* Stated goal *
Print, verbatim, every line of the listing below from the line containing "code-token: ( (395, 298, 408, 323)" down to the line containing "527, 287, 556)", including both of those lines.

(Data lines)
------------------------------------------------------------------------

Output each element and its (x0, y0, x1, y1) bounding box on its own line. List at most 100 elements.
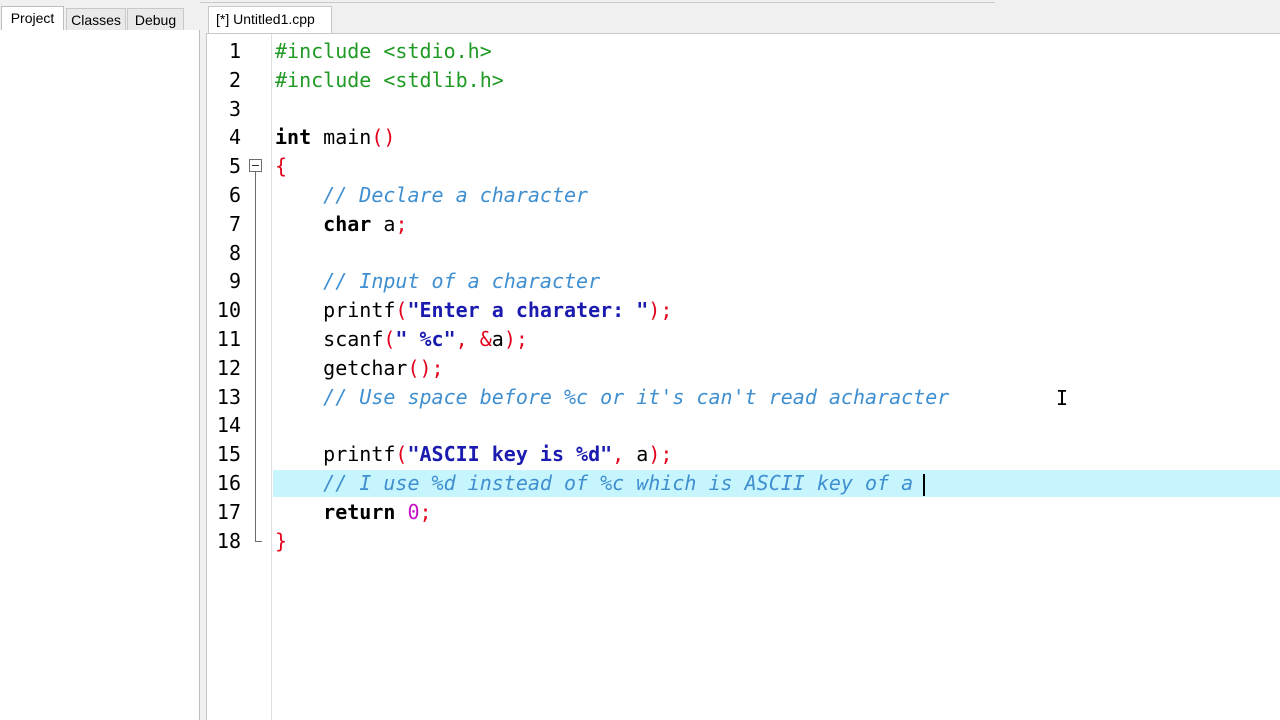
code-token: ( (395, 298, 408, 323)
code-line[interactable]: 15 printf("ASCII key is %d", a); (207, 440, 1280, 469)
fold-end-marker (255, 540, 262, 542)
code-token: ); (648, 442, 673, 467)
line-text: scanf(" %c", &a); (275, 325, 528, 354)
code-line[interactable]: 9 // Input of a character (207, 267, 1280, 296)
line-number: 16 (216, 471, 241, 495)
code-token: ( (395, 442, 408, 467)
line-text: // I use %d instead of %c which is ASCII… (275, 469, 926, 498)
code-token: 0 (407, 499, 420, 524)
line-text: return 0; (275, 498, 431, 527)
line-text: printf("Enter a charater: "); (275, 296, 672, 325)
line-number: 8 (228, 240, 241, 265)
line-number: 7 (228, 211, 241, 236)
line-text: } (275, 527, 287, 556)
code-line[interactable]: 12 getchar(); (207, 354, 1280, 383)
code-editor[interactable]: 1 #include <stdio.h> 2 #include <stdlib.h> 3… (206, 33, 1280, 720)
line-number: 9 (228, 269, 241, 294)
line-number: 14 (216, 413, 241, 438)
line-number: 4 (228, 125, 241, 150)
code-token: } (275, 528, 288, 553)
line-number: 2 (228, 67, 241, 92)
tab-debug[interactable]: Debug (127, 8, 184, 30)
line-number: 1 (228, 39, 241, 63)
code-token: // Input of a character (323, 269, 601, 294)
line-text: #include <stdlib.h> (275, 66, 504, 95)
line-number: 13 (216, 384, 241, 409)
line-text: char a; (275, 210, 407, 239)
line-text: getchar(); (275, 354, 443, 383)
line-number: 15 (216, 442, 241, 467)
code-line[interactable]: 10 printf("Enter a charater: "); (207, 296, 1280, 325)
code-token: ( (383, 327, 396, 351)
mouse-ibeam-cursor: I (1056, 386, 1069, 410)
line-text: int main() (275, 123, 395, 152)
editor-area: [*] Untitled1.cpp 1 #include <stdio.h> 2 #i… (200, 0, 1280, 720)
code-token: ; (395, 211, 408, 236)
code-line[interactable]: 11 scanf(" %c", &a); (207, 325, 1280, 354)
text-caret (923, 473, 926, 496)
code-token: ); (648, 298, 673, 323)
code-line[interactable]: 6 // Declare a character (207, 181, 1280, 210)
tab-untitled1-cpp[interactable]: [*] Untitled1.cpp (208, 6, 332, 33)
line-number: 12 (216, 355, 241, 380)
code-line[interactable]: 17 return 0; (207, 498, 1280, 527)
code-line[interactable]: 14 (207, 411, 1280, 440)
code-token: return (323, 499, 396, 524)
code-token: () (371, 125, 396, 150)
line-number: 3 (228, 96, 241, 121)
code-token: int (275, 125, 312, 150)
code-line[interactable]: 1 #include <stdio.h> (207, 37, 1280, 66)
code-line[interactable]: 4 int main() (207, 123, 1280, 152)
code-token: // I use %d instead of %c which is ASCII… (323, 471, 914, 495)
code-token: , & (455, 327, 492, 351)
code-line[interactable]: 5{ (207, 152, 1280, 181)
code-token: char (323, 211, 372, 236)
line-number: 17 (216, 499, 241, 524)
code-line[interactable]: 18} (207, 527, 1280, 556)
code-token: printf (275, 298, 396, 323)
fold-guide-line (255, 172, 256, 541)
code-token: , (612, 442, 637, 467)
code-token: printf (275, 442, 396, 467)
code-token: getchar (275, 355, 408, 380)
tab-project[interactable]: Project (1, 6, 64, 31)
code-line[interactable]: 7 char a; (207, 210, 1280, 239)
code-token: "Enter a charater: " (407, 298, 649, 323)
code-token: { (275, 154, 288, 179)
code-token: a (636, 442, 649, 467)
code-token: main (311, 125, 372, 150)
code-line[interactable]: 8 (207, 239, 1280, 268)
line-number: 5 (228, 154, 241, 179)
code-line[interactable]: 16 // I use %d instead of %c which is AS… (207, 469, 1280, 498)
code-line[interactable]: 2 #include <stdlib.h> (207, 66, 1280, 95)
code-text[interactable]: 1 #include <stdio.h> 2 #include <stdlib.h> 3… (207, 34, 1280, 720)
line-text: // Input of a character (275, 267, 600, 296)
line-text: // Declare a character (275, 181, 588, 210)
left-panel-tabs: Project Classes Debug (0, 6, 200, 31)
code-token: // Declare a character (323, 183, 589, 207)
line-text: // Use space before %c or it's can't rea… (275, 383, 949, 412)
ide-window: Project Classes Debug [*] Untitled1.cpp … (0, 0, 1280, 720)
project-panel: Project Classes Debug (0, 0, 200, 720)
line-text: printf("ASCII key is %d", a); (275, 440, 672, 469)
code-token: #include <stdlib.h> (275, 67, 504, 92)
tab-classes[interactable]: Classes (66, 8, 126, 30)
code-token: scanf (275, 327, 384, 351)
code-token: ); (503, 327, 528, 351)
code-line[interactable]: 3 (207, 95, 1280, 124)
code-token: // Use space before %c or it's can't rea… (323, 384, 950, 409)
line-number: 11 (216, 327, 241, 351)
fold-collapse-icon[interactable] (249, 159, 262, 173)
code-line[interactable]: 13 // Use space before %c or it's can't … (207, 383, 1280, 412)
code-token: #include <stdio.h> (275, 39, 492, 63)
line-number: 18 (216, 528, 241, 553)
code-token: a (491, 327, 504, 351)
project-tree[interactable] (0, 30, 200, 720)
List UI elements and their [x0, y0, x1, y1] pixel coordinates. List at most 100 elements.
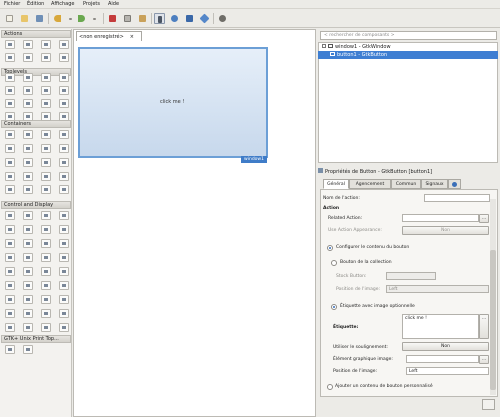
palette-widget-icon[interactable]	[59, 112, 69, 121]
palette-widget-icon[interactable]	[41, 185, 51, 194]
palette-widget-icon[interactable]	[23, 225, 33, 234]
palette-category-actions[interactable]: Actions	[1, 30, 71, 38]
palette-widget-icon[interactable]	[41, 309, 51, 318]
palette-widget-icon[interactable]	[5, 211, 15, 220]
palette-widget-icon[interactable]	[59, 53, 69, 62]
palette-widget-icon[interactable]	[5, 112, 15, 121]
accessibility-icon[interactable]	[448, 179, 461, 189]
palette-widget-icon[interactable]	[5, 345, 15, 354]
open-icon[interactable]	[19, 13, 30, 24]
save-icon[interactable]	[34, 13, 45, 24]
tree-node-button1[interactable]: button1 - GtkButton	[318, 51, 498, 59]
palette-widget-icon[interactable]	[5, 267, 15, 276]
palette-widget-icon[interactable]	[23, 144, 33, 153]
menu-aide[interactable]: Aide	[108, 1, 119, 7]
palette-widget-icon[interactable]	[59, 86, 69, 95]
palette-widget-icon[interactable]	[41, 239, 51, 248]
palette-widget-icon[interactable]	[41, 130, 51, 139]
palette-widget-icon[interactable]	[5, 73, 15, 82]
palette-widget-icon[interactable]	[23, 40, 33, 49]
palette-widget-icon[interactable]	[23, 158, 33, 167]
related-action-button[interactable]: …	[479, 214, 489, 223]
palette-widget-icon[interactable]	[5, 40, 15, 49]
palette-widget-icon[interactable]	[5, 53, 15, 62]
palette-widget-icon[interactable]	[59, 267, 69, 276]
palette-widget-icon[interactable]	[23, 53, 33, 62]
name-field[interactable]	[424, 194, 490, 202]
palette-widget-icon[interactable]	[41, 112, 51, 121]
insert-icon[interactable]	[184, 13, 195, 24]
palette-widget-icon[interactable]	[41, 99, 51, 108]
palette-widget-icon[interactable]	[23, 345, 33, 354]
image-position-select[interactable]: Left	[386, 285, 489, 293]
select-icon[interactable]	[154, 13, 165, 24]
palette-widget-icon[interactable]	[23, 309, 33, 318]
paste-icon[interactable]	[137, 13, 148, 24]
palette-widget-icon[interactable]	[23, 323, 33, 332]
stock-button-select[interactable]	[386, 272, 436, 280]
palette-widget-icon[interactable]	[23, 130, 33, 139]
label-edit-button[interactable]: …	[479, 314, 489, 339]
palette-widget-icon[interactable]	[59, 99, 69, 108]
palette-widget-icon[interactable]	[59, 295, 69, 304]
search-input[interactable]: < rechercher de composants >	[320, 31, 497, 40]
cut-icon[interactable]	[107, 13, 118, 24]
palette-widget-icon[interactable]	[41, 211, 51, 220]
menu-affichage[interactable]: Affichage	[51, 1, 75, 7]
palette-widget-icon[interactable]	[5, 158, 15, 167]
redo-icon[interactable]	[76, 13, 87, 24]
image-widget-button[interactable]: …	[479, 355, 489, 364]
palette-widget-icon[interactable]	[5, 253, 15, 262]
palette-widget-icon[interactable]	[23, 112, 33, 121]
palette-widget-icon[interactable]	[41, 73, 51, 82]
palette-widget-icon[interactable]	[5, 185, 15, 194]
palette-widget-icon[interactable]	[59, 40, 69, 49]
clear-icon[interactable]	[482, 399, 495, 410]
palette-widget-icon[interactable]	[5, 172, 15, 181]
gear-icon[interactable]	[217, 13, 228, 24]
star-icon[interactable]	[199, 13, 210, 24]
palette-widget-icon[interactable]	[5, 144, 15, 153]
palette-widget-icon[interactable]	[59, 239, 69, 248]
undo-icon[interactable]	[52, 13, 63, 24]
palette-widget-icon[interactable]	[59, 211, 69, 220]
palette-widget-icon[interactable]	[5, 239, 15, 248]
palette-widget-icon[interactable]	[41, 144, 51, 153]
palette-widget-icon[interactable]	[41, 225, 51, 234]
image-position2-select[interactable]: Left	[406, 367, 489, 375]
palette-widget-icon[interactable]	[23, 211, 33, 220]
tab-signaux[interactable]: Signaux	[421, 179, 448, 189]
palette-category-containers[interactable]: Containers	[1, 120, 71, 128]
palette-widget-icon[interactable]	[23, 239, 33, 248]
menu-fichier[interactable]: Fichier	[4, 1, 20, 7]
use-action-appearance-toggle[interactable]: Non	[402, 226, 489, 235]
palette-widget-icon[interactable]	[23, 253, 33, 262]
close-icon[interactable]: ×	[130, 34, 134, 40]
palette-widget-icon[interactable]	[59, 158, 69, 167]
image-widget-field[interactable]	[406, 355, 479, 363]
palette-widget-icon[interactable]	[5, 295, 15, 304]
palette-widget-icon[interactable]	[5, 309, 15, 318]
palette-widget-icon[interactable]	[23, 281, 33, 290]
label-textarea[interactable]: click me !	[402, 314, 479, 339]
tab-commun[interactable]: Commun	[391, 179, 421, 189]
palette-widget-icon[interactable]	[5, 99, 15, 108]
palette-widget-icon[interactable]	[59, 309, 69, 318]
palette-widget-icon[interactable]	[59, 225, 69, 234]
palette-widget-icon[interactable]	[41, 281, 51, 290]
move-icon[interactable]	[169, 13, 180, 24]
palette-widget-icon[interactable]	[59, 253, 69, 262]
palette-widget-icon[interactable]	[41, 40, 51, 49]
palette-widget-icon[interactable]	[41, 158, 51, 167]
palette-category-print[interactable]: GTK+ Unix Print Top...	[1, 335, 71, 343]
palette-widget-icon[interactable]	[59, 323, 69, 332]
palette-widget-icon[interactable]	[41, 323, 51, 332]
menu-edition[interactable]: Édition	[27, 1, 44, 7]
palette-widget-icon[interactable]	[41, 86, 51, 95]
palette-widget-icon[interactable]	[41, 295, 51, 304]
tab-agencement[interactable]: Agencement	[349, 179, 391, 189]
palette-widget-icon[interactable]	[5, 281, 15, 290]
palette-widget-icon[interactable]	[5, 323, 15, 332]
palette-widget-icon[interactable]	[59, 172, 69, 181]
palette-widget-icon[interactable]	[59, 73, 69, 82]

------------------------------------------------------------------------

* Task solution *
code-token: ( (395, 298, 408, 323)
code-line[interactable]: 15 printf("ASCII key is %d", a); (207, 440, 1280, 469)
fold-end-marker (255, 540, 262, 542)
code-token: ); (648, 442, 673, 467)
line-text: scanf(" %c", &a); (275, 325, 528, 354)
code-line[interactable]: 9 // Input of a character (207, 267, 1280, 296)
line-number: 16 (216, 471, 241, 495)
code-token: ( (395, 442, 408, 467)
line-text: // I use %d instead of %c which is ASCII… (275, 469, 926, 498)
code-token: 0 (407, 499, 420, 524)
line-text: return 0; (275, 498, 431, 527)
line-text: printf("Enter a charater: "); (275, 296, 672, 325)
line-number: 8 (228, 240, 241, 265)
line-number: 7 (228, 211, 241, 236)
line-text: } (275, 527, 287, 556)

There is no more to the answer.